* TASK DESCRIPTION: All entries must be extracted exactly, with nothing added or dropped.

* AVAILABLE DATA:
***

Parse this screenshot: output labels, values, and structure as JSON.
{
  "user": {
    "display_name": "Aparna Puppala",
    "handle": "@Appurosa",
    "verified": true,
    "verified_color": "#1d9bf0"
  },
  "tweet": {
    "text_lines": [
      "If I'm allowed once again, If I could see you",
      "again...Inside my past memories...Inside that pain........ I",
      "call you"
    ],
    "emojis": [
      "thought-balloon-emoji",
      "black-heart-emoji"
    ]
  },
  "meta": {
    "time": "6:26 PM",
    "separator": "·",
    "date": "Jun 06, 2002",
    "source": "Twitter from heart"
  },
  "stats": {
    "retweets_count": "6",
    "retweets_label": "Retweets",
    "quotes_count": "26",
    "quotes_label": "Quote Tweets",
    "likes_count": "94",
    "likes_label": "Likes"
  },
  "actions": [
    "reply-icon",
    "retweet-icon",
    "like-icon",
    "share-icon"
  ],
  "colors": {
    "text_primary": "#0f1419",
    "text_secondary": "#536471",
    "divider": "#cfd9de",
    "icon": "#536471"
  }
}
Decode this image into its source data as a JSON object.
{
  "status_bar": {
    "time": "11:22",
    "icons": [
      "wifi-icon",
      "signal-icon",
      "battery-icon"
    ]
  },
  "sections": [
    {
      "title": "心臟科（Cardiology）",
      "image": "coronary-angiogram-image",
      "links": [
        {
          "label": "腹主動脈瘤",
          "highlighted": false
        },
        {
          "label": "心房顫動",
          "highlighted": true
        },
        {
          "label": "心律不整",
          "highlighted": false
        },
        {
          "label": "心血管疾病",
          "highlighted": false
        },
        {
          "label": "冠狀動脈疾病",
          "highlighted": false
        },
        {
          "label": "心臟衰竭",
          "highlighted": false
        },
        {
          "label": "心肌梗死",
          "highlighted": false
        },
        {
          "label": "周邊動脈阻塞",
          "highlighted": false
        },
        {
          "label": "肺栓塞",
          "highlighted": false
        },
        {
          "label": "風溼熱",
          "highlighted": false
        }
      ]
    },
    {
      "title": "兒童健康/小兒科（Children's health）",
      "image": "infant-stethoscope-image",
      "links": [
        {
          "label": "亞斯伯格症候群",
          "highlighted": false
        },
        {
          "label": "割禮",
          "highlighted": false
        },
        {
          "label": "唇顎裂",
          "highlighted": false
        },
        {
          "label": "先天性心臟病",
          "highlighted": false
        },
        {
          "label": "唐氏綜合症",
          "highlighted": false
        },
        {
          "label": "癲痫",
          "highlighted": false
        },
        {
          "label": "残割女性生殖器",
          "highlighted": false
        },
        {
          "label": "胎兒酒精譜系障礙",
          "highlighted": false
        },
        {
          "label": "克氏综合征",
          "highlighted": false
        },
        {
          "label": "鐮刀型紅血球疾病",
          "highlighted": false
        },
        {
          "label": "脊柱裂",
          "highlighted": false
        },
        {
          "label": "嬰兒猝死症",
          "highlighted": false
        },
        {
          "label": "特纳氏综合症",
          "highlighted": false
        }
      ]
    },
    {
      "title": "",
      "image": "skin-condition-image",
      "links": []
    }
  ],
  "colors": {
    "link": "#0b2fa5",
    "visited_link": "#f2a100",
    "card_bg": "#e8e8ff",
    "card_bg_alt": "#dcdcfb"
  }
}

***

* TASK SOLUTION:
Parse this screenshot: output labels, values, and structure as JSON.
{
  "user": {
    "display_name": "Aparna Puppala",
    "handle": "@Appurosa",
    "verified": true,
    "verified_color": "#1d9bf0"
  },
  "tweet": {
    "text_lines": [
      "If I'm allowed once again, If I could see you",
      "again...Inside my past memories...Inside that pain........ I",
      "call you"
    ],
    "emojis": [
      "thought-balloon-emoji",
      "black-heart-emoji"
    ]
  },
  "meta": {
    "time": "6:26 PM",
    "separator": "·",
    "date": "Jun 06, 2002",
    "source": "Twitter from heart"
  },
  "stats": {
    "retweets_count": "6",
    "retweets_label": "Retweets",
    "quotes_count": "26",
    "quotes_label": "Quote Tweets",
    "likes_count": "94",
    "likes_label": "Likes"
  },
  "actions": [
    "reply-icon",
    "retweet-icon",
    "like-icon",
    "share-icon"
  ],
  "colors": {
    "text_primary": "#0f1419",
    "text_secondary": "#536471",
    "divider": "#cfd9de",
    "icon": "#536471"
  }
}
Decode this image into its source data as a JSON object.
{
  "status_bar": {
    "time": "11:22",
    "icons": [
      "wifi-icon",
      "signal-icon",
      "battery-icon"
    ]
  },
  "sections": [
    {
      "title": "心臟科（Cardiology）",
      "image": "coronary-angiogram-image",
      "links": [
        {
          "label": "腹主動脈瘤",
          "highlighted": false
        },
        {
          "label": "心房顫動",
          "highlighted": true
        },
        {
          "label": "心律不整",
          "highlighted": false
        },
        {
          "label": "心血管疾病",
          "highlighted": false
        },
        {
          "label": "冠狀動脈疾病",
          "highlighted": false
        },
        {
          "label": "心臟衰竭",
          "highlighted": false
        },
        {
          "label": "心肌梗死",
          "highlighted": false
        },
        {
          "label": "周邊動脈阻塞",
          "highlighted": false
        },
        {
          "label": "肺栓塞",
          "highlighted": false
        },
        {
          "label": "風溼熱",
          "highlighted": false
        }
      ]
    },
    {
      "title": "兒童健康/小兒科（Children's health）",
      "image": "infant-stethoscope-image",
      "links": [
        {
          "label": "亞斯伯格症候群",
          "highlighted": false
        },
        {
          "label": "割禮",
          "highlighted": false
        },
        {
          "label": "唇顎裂",
          "highlighted": false
        },
        {
          "label": "先天性心臟病",
          "highlighted": false
        },
        {
          "label": "唐氏綜合症",
          "highlighted": false
        },
        {
          "label": "癲痫",
          "highlighted": false
        },
        {
          "label": "残割女性生殖器",
          "highlighted": false
        },
        {
          "label": "胎兒酒精譜系障礙",
          "highlighted": false
        },
        {
          "label": "克氏综合征",
          "highlighted": false
        },
        {
          "label": "鐮刀型紅血球疾病",
          "highlighted": false
        },
        {
          "label": "脊柱裂",
          "highlighted": false
        },
        {
          "label": "嬰兒猝死症",
          "highlighted": false
        },
        {
          "label": "特纳氏综合症",
          "highlighted": false
        }
      ]
    },
    {
      "title": "",
      "image": "skin-condition-image",
      "links": []
    }
  ],
  "colors": {
    "link": "#0b2fa5",
    "visited_link": "#f2a100",
    "card_bg": "#e8e8ff",
    "card_bg_alt": "#dcdcfb"
  }
}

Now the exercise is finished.